**TO DO:** Filter the lines below, copying only those with the string "Bamboo".
***** INPUT
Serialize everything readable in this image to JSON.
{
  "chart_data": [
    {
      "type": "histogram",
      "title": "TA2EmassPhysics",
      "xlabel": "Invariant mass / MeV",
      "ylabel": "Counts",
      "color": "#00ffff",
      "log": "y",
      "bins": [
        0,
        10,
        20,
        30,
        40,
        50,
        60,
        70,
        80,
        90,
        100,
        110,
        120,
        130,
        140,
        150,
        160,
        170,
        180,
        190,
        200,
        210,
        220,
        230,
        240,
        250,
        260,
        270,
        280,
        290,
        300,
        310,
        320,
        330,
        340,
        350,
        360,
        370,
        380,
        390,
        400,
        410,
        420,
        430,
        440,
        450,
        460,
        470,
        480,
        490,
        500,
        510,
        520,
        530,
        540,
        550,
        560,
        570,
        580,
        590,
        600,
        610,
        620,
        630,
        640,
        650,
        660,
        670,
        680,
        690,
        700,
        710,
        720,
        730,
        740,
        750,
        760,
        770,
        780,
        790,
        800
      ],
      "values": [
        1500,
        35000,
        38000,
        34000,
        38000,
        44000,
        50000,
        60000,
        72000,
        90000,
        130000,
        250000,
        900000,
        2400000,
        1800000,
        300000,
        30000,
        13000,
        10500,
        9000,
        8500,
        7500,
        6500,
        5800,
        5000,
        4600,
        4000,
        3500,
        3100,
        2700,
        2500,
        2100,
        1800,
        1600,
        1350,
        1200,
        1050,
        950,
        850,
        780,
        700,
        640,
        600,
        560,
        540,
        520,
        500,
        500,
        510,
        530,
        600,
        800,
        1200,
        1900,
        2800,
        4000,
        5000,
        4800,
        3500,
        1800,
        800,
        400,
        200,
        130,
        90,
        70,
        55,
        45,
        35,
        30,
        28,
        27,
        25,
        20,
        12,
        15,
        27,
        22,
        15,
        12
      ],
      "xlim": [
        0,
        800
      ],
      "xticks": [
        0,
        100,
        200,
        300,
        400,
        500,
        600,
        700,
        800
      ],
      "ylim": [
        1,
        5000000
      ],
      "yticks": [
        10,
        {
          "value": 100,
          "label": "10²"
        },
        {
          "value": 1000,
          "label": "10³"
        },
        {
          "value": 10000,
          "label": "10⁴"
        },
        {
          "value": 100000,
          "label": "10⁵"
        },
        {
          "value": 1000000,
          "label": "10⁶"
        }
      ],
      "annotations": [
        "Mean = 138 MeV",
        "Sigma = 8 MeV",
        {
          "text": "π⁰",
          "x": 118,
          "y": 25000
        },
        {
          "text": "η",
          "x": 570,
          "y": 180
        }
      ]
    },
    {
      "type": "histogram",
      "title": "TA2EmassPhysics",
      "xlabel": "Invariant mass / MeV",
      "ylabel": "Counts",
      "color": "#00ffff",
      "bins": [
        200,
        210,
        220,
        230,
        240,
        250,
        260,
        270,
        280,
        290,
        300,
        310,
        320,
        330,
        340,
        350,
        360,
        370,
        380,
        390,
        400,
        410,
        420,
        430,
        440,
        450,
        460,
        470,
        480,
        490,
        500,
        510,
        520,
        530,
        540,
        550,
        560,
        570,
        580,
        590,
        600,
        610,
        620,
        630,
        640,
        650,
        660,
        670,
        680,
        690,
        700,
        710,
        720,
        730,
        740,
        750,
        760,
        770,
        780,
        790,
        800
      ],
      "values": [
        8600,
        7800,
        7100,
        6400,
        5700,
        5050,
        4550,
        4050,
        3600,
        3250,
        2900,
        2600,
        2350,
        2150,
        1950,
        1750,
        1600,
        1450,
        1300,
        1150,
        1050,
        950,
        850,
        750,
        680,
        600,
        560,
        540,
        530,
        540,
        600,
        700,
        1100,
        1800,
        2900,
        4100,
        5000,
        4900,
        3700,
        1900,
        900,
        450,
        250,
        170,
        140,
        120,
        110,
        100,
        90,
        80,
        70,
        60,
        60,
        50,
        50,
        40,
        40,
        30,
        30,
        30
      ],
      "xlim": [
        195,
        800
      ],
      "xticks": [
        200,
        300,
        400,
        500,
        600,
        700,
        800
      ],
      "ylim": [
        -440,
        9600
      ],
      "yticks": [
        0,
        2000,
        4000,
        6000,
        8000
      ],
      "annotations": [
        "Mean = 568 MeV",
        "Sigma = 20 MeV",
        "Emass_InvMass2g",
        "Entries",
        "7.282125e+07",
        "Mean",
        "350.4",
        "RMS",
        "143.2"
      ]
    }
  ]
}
**********
***** INPUT
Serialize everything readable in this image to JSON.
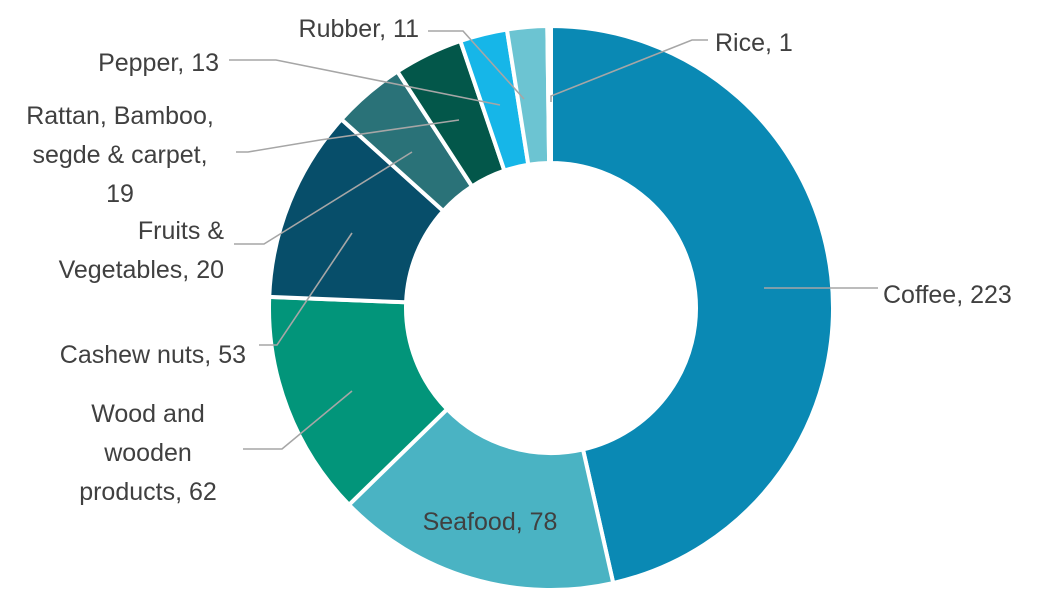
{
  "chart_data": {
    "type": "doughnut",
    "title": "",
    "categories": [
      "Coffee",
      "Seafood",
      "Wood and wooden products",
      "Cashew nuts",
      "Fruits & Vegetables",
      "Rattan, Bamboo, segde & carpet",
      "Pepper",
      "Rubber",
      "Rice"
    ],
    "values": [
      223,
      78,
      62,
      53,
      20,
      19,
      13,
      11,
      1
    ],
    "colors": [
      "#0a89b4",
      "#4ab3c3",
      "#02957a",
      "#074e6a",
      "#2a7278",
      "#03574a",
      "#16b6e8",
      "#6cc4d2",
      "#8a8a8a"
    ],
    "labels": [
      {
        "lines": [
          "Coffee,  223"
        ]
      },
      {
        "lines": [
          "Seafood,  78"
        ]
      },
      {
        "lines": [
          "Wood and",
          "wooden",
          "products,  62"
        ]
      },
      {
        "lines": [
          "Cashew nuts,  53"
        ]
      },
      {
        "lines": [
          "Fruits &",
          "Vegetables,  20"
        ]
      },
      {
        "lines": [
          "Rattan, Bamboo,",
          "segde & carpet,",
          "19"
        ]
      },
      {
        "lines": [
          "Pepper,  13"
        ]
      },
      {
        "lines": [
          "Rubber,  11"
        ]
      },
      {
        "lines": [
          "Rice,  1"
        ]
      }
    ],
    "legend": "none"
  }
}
**********
**EXERCISE ANSWER:**
      "Rattan, Bamboo, segde & carpet",
          "Rattan, Bamboo,",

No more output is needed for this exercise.